Exercise:
Extract the entries in their exact form.

----------

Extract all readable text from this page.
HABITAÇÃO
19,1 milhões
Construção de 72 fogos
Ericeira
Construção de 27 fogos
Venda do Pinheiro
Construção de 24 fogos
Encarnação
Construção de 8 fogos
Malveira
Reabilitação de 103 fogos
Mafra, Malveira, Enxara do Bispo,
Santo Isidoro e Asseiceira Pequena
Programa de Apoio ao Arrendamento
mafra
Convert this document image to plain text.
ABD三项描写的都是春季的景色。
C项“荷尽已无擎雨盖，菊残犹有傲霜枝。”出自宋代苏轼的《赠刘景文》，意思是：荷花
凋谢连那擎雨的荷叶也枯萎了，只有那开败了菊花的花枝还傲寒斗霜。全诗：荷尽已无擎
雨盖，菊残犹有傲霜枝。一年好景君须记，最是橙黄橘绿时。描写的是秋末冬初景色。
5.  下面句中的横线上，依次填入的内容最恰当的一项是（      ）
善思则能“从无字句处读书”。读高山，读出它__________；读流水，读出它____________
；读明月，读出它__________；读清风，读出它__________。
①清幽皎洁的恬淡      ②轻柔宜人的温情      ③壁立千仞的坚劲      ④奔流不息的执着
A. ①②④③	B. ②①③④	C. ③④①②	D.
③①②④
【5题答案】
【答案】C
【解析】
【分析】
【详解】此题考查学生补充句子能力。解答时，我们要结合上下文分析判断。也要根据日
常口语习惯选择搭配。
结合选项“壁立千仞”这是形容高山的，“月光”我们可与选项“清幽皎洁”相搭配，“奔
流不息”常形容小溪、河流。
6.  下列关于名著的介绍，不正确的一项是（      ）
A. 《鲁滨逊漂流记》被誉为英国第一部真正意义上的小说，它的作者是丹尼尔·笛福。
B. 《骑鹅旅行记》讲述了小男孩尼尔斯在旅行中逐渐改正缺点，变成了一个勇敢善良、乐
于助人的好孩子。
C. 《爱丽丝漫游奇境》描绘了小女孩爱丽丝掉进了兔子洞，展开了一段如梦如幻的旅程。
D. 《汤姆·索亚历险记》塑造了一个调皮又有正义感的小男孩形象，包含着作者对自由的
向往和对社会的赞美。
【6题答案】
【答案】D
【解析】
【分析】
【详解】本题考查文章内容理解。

----------

Answer for this exercise:
Extract all readable text from this page.
HABITAÇÃO
19,1 milhões
Construção de 72 fogos
Ericeira
Construção de 27 fogos
Venda do Pinheiro
Construção de 24 fogos
Encarnação
Construção de 8 fogos
Malveira
Reabilitação de 103 fogos
Mafra, Malveira, Enxara do Bispo,
Santo Isidoro e Asseiceira Pequena
Programa de Apoio ao Arrendamento
mafra
Convert this document image to plain text.
ABD三项描写的都是春季的景色。
C项“荷尽已无擎雨盖，菊残犹有傲霜枝。”出自宋代苏轼的《赠刘景文》，意思是：荷花
凋谢连那擎雨的荷叶也枯萎了，只有那开败了菊花的花枝还傲寒斗霜。全诗：荷尽已无擎
雨盖，菊残犹有傲霜枝。一年好景君须记，最是橙黄橘绿时。描写的是秋末冬初景色。
5.  下面句中的横线上，依次填入的内容最恰当的一项是（      ）
善思则能“从无字句处读书”。读高山，读出它__________；读流水，读出它____________
；读明月，读出它__________；读清风，读出它__________。
①清幽皎洁的恬淡      ②轻柔宜人的温情      ③壁立千仞的坚劲      ④奔流不息的执着
A. ①②④③	B. ②①③④	C. ③④①②	D.
③①②④
【5题答案】
【答案】C
【解析】
【分析】
【详解】此题考查学生补充句子能力。解答时，我们要结合上下文分析判断。也要根据日
常口语习惯选择搭配。
结合选项“壁立千仞”这是形容高山的，“月光”我们可与选项“清幽皎洁”相搭配，“奔
流不息”常形容小溪、河流。
6.  下列关于名著的介绍，不正确的一项是（      ）
A. 《鲁滨逊漂流记》被誉为英国第一部真正意义上的小说，它的作者是丹尼尔·笛福。
B. 《骑鹅旅行记》讲述了小男孩尼尔斯在旅行中逐渐改正缺点，变成了一个勇敢善良、乐
于助人的好孩子。
C. 《爱丽丝漫游奇境》描绘了小女孩爱丽丝掉进了兔子洞，展开了一段如梦如幻的旅程。
D. 《汤姆·索亚历险记》塑造了一个调皮又有正义感的小男孩形象，包含着作者对自由的
向往和对社会的赞美。
【6题答案】
【答案】D
【解析】
【分析】
【详解】本题考查文章内容理解。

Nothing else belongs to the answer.